Aim of the exercise >>
Repeat the records below exactly, leaving out any pictures.

Data records >>
- - - - - - -

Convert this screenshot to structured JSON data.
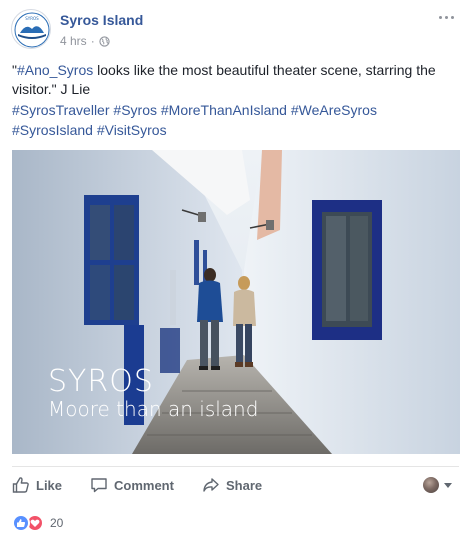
{
  "post": {
    "page_name": "Syros Island",
    "time": "4 hrs",
    "separator": "·",
    "privacy_icon": "globe-icon",
    "more_icon": "ellipsis-icon",
    "avatar_logo": "syros-island-logo",
    "text_line": "\"#Ano_Syros looks like the most beautiful theater scene, starring the visitor.\" J Lie",
    "hashtag_link": "#Ano_Syros",
    "text_rest": " looks like the most beautiful theater scene, starring the visitor.\" J Lie",
    "text_open_quote": "\"",
    "hashtags": [
      "#SyrosTraveller",
      "#Syros",
      "#MoreThanAnIsland",
      "#WeAreSyros",
      "#SyrosIsland",
      "#VisitSyros"
    ]
  },
  "photo": {
    "description_icon": "photo-alley",
    "caption_line1": "SYROS",
    "caption_line2": "Moore than an island"
  },
  "actions": {
    "like": "Like",
    "comment": "Comment",
    "share": "Share"
  },
  "reactions": {
    "count": "20",
    "types": [
      "like",
      "love"
    ]
  },
  "colors": {
    "link": "#365899",
    "meta": "#90949c",
    "action_text": "#606770",
    "like_blue": "#5890ff",
    "love_red": "#f25268"
  }
}
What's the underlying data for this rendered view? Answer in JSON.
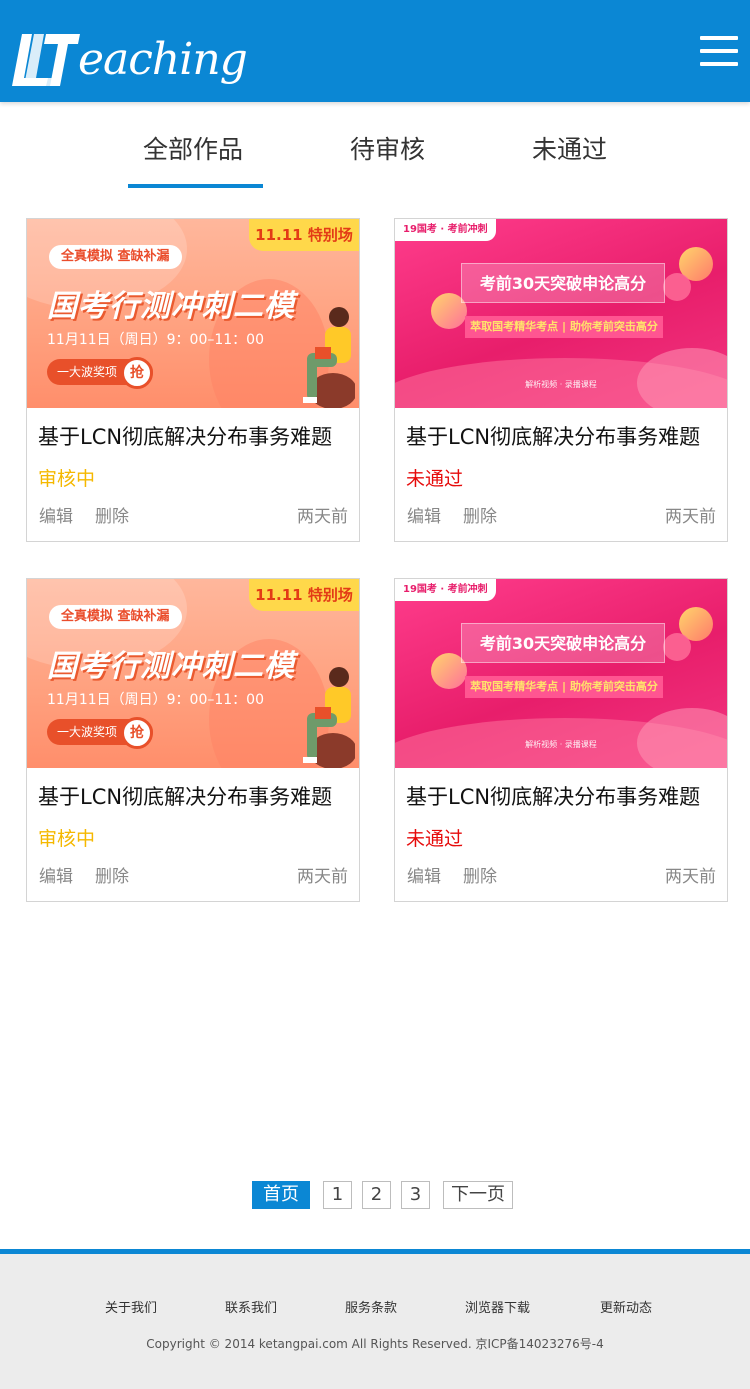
{
  "header": {
    "logo_text": "eaching",
    "logo_mark": "LT",
    "menu_icon": "hamburger-menu-icon",
    "color": "#0b87d4"
  },
  "tabs": [
    {
      "label": "全部作品",
      "active": true
    },
    {
      "label": "待审核",
      "active": false
    },
    {
      "label": "未通过",
      "active": false
    }
  ],
  "cards": [
    {
      "title": "基于LCN彻底解决分布事务难题",
      "status": "审核中",
      "status_color": "#f5b800",
      "edit": "编辑",
      "delete": "删除",
      "time": "两天前",
      "thumb": {
        "tag": "11.11 特别场",
        "pill": "全真模拟 查缺补漏",
        "headline": "国考行测冲刺二模",
        "date": "11月11日（周日）9：00–11：00",
        "badge": "一大波奖项",
        "badge_circle": "抢"
      }
    },
    {
      "title": "基于LCN彻底解决分布事务难题",
      "status": "未通过",
      "status_color": "#e60b0b",
      "edit": "编辑",
      "delete": "删除",
      "time": "两天前",
      "thumb": {
        "tag": "19国考 · 考前冲刺",
        "headline": "考前30天突破申论高分",
        "sub": "萃取国考精华考点 | 助你考前突击高分",
        "foot": "解析视频 · 录播课程"
      }
    },
    {
      "title": "基于LCN彻底解决分布事务难题",
      "status": "审核中",
      "status_color": "#f5b800",
      "edit": "编辑",
      "delete": "删除",
      "time": "两天前",
      "thumb": {
        "tag": "11.11 特别场",
        "pill": "全真模拟 查缺补漏",
        "headline": "国考行测冲刺二模",
        "date": "11月11日（周日）9：00–11：00",
        "badge": "一大波奖项",
        "badge_circle": "抢"
      }
    },
    {
      "title": "基于LCN彻底解决分布事务难题",
      "status": "未通过",
      "status_color": "#e60b0b",
      "edit": "编辑",
      "delete": "删除",
      "time": "两天前",
      "thumb": {
        "tag": "19国考 · 考前冲刺",
        "headline": "考前30天突破申论高分",
        "sub": "萃取国考精华考点 | 助你考前突击高分",
        "foot": "解析视频 · 录播课程"
      }
    }
  ],
  "pagination": {
    "first": "首页",
    "pages": [
      "1",
      "2",
      "3"
    ],
    "next": "下一页"
  },
  "footer": {
    "links": [
      "关于我们",
      "联系我们",
      "服务条款",
      "浏览器下载",
      "更新动态"
    ],
    "copyright": "Copyright © 2014 ketangpai.com All Rights Reserved. 京ICP备14023276号-4"
  }
}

- - - - - - -

Task answer >>
Convert this screenshot to structured JSON data.
{
  "post": {
    "page_name": "Syros Island",
    "time": "4 hrs",
    "separator": "·",
    "privacy_icon": "globe-icon",
    "more_icon": "ellipsis-icon",
    "avatar_logo": "syros-island-logo",
    "text_line": "\"#Ano_Syros looks like the most beautiful theater scene, starring the visitor.\" J Lie",
    "hashtag_link": "#Ano_Syros",
    "text_rest": " looks like the most beautiful theater scene, starring the visitor.\" J Lie",
    "text_open_quote": "\"",
    "hashtags": [
      "#SyrosTraveller",
      "#Syros",
      "#MoreThanAnIsland",
      "#WeAreSyros",
      "#SyrosIsland",
      "#VisitSyros"
    ]
  },
  "photo": {
    "description_icon": "photo-alley",
    "caption_line1": "SYROS",
    "caption_line2": "Moore than an island"
  },
  "actions": {
    "like": "Like",
    "comment": "Comment",
    "share": "Share"
  },
  "reactions": {
    "count": "20",
    "types": [
      "like",
      "love"
    ]
  },
  "colors": {
    "link": "#365899",
    "meta": "#90949c",
    "action_text": "#606770",
    "like_blue": "#5890ff",
    "love_red": "#f25268"
  }
}
What's the underlying data for this rendered view? Answer in JSON.
{
  "header": {
    "logo_text": "eaching",
    "logo_mark": "LT",
    "menu_icon": "hamburger-menu-icon",
    "color": "#0b87d4"
  },
  "tabs": [
    {
      "label": "全部作品",
      "active": true
    },
    {
      "label": "待审核",
      "active": false
    },
    {
      "label": "未通过",
      "active": false
    }
  ],
  "cards": [
    {
      "title": "基于LCN彻底解决分布事务难题",
      "status": "审核中",
      "status_color": "#f5b800",
      "edit": "编辑",
      "delete": "删除",
      "time": "两天前",
      "thumb": {
        "tag": "11.11 特别场",
        "pill": "全真模拟 查缺补漏",
        "headline": "国考行测冲刺二模",
        "date": "11月11日（周日）9：00–11：00",
        "badge": "一大波奖项",
        "badge_circle": "抢"
      }
    },
    {
      "title": "基于LCN彻底解决分布事务难题",
      "status": "未通过",
      "status_color": "#e60b0b",
      "edit": "编辑",
      "delete": "删除",
      "time": "两天前",
      "thumb": {
        "tag": "19国考 · 考前冲刺",
        "headline": "考前30天突破申论高分",
        "sub": "萃取国考精华考点 | 助你考前突击高分",
        "foot": "解析视频 · 录播课程"
      }
    },
    {
      "title": "基于LCN彻底解决分布事务难题",
      "status": "审核中",
      "status_color": "#f5b800",
      "edit": "编辑",
      "delete": "删除",
      "time": "两天前",
      "thumb": {
        "tag": "11.11 特别场",
        "pill": "全真模拟 查缺补漏",
        "headline": "国考行测冲刺二模",
        "date": "11月11日（周日）9：00–11：00",
        "badge": "一大波奖项",
        "badge_circle": "抢"
      }
    },
    {
      "title": "基于LCN彻底解决分布事务难题",
      "status": "未通过",
      "status_color": "#e60b0b",
      "edit": "编辑",
      "delete": "删除",
      "time": "两天前",
      "thumb": {
        "tag": "19国考 · 考前冲刺",
        "headline": "考前30天突破申论高分",
        "sub": "萃取国考精华考点 | 助你考前突击高分",
        "foot": "解析视频 · 录播课程"
      }
    }
  ],
  "pagination": {
    "first": "首页",
    "pages": [
      "1",
      "2",
      "3"
    ],
    "next": "下一页"
  },
  "footer": {
    "links": [
      "关于我们",
      "联系我们",
      "服务条款",
      "浏览器下载",
      "更新动态"
    ],
    "copyright": "Copyright © 2014 ketangpai.com All Rights Reserved. 京ICP备14023276号-4"
  }
}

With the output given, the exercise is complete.